Your objective | The response should contain all of the records, copied exactly, and none of the images.

Information |
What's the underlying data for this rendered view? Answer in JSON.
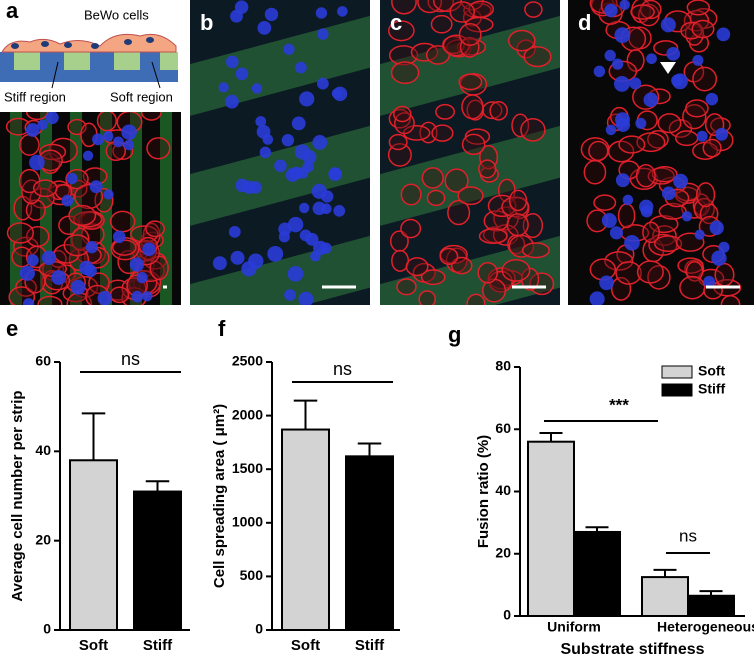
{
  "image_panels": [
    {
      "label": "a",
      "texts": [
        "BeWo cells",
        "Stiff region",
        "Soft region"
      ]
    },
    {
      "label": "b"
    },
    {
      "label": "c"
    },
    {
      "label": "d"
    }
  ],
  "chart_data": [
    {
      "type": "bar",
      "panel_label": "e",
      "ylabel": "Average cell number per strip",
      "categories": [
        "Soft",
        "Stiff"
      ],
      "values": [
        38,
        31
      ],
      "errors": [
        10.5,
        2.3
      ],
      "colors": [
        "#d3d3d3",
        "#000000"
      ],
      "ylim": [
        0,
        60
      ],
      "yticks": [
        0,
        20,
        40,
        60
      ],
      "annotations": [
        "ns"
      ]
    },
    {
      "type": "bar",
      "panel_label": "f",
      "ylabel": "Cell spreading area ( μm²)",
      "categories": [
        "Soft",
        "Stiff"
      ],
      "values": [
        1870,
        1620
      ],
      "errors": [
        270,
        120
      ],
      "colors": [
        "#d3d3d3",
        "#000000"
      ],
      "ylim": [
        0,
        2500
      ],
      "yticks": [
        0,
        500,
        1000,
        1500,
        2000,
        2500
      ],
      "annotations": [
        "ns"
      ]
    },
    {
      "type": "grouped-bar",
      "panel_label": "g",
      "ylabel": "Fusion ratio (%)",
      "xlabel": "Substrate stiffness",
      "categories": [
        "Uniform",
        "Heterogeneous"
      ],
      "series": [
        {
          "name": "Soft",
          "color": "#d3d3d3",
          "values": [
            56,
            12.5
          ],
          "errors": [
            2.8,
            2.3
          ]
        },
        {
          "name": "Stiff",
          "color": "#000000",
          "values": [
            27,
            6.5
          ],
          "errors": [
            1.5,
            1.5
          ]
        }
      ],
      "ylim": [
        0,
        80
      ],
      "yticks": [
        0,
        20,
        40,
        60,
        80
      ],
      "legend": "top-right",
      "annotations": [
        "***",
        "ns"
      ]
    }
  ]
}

Response to this exercise |
What's the underlying data for this rendered view? Answer in JSON.
{
  "image_panels": [
    {
      "label": "a",
      "texts": [
        "BeWo cells",
        "Stiff region",
        "Soft region"
      ]
    },
    {
      "label": "b"
    },
    {
      "label": "c"
    },
    {
      "label": "d"
    }
  ],
  "chart_data": [
    {
      "type": "bar",
      "panel_label": "e",
      "ylabel": "Average cell number per strip",
      "categories": [
        "Soft",
        "Stiff"
      ],
      "values": [
        38,
        31
      ],
      "errors": [
        10.5,
        2.3
      ],
      "colors": [
        "#d3d3d3",
        "#000000"
      ],
      "ylim": [
        0,
        60
      ],
      "yticks": [
        0,
        20,
        40,
        60
      ],
      "annotations": [
        "ns"
      ]
    },
    {
      "type": "bar",
      "panel_label": "f",
      "ylabel": "Cell spreading area ( μm²)",
      "categories": [
        "Soft",
        "Stiff"
      ],
      "values": [
        1870,
        1620
      ],
      "errors": [
        270,
        120
      ],
      "colors": [
        "#d3d3d3",
        "#000000"
      ],
      "ylim": [
        0,
        2500
      ],
      "yticks": [
        0,
        500,
        1000,
        1500,
        2000,
        2500
      ],
      "annotations": [
        "ns"
      ]
    },
    {
      "type": "grouped-bar",
      "panel_label": "g",
      "ylabel": "Fusion ratio (%)",
      "xlabel": "Substrate stiffness",
      "categories": [
        "Uniform",
        "Heterogeneous"
      ],
      "series": [
        {
          "name": "Soft",
          "color": "#d3d3d3",
          "values": [
            56,
            12.5
          ],
          "errors": [
            2.8,
            2.3
          ]
        },
        {
          "name": "Stiff",
          "color": "#000000",
          "values": [
            27,
            6.5
          ],
          "errors": [
            1.5,
            1.5
          ]
        }
      ],
      "ylim": [
        0,
        80
      ],
      "yticks": [
        0,
        20,
        40,
        60,
        80
      ],
      "legend": "top-right",
      "annotations": [
        "***",
        "ns"
      ]
    }
  ]
}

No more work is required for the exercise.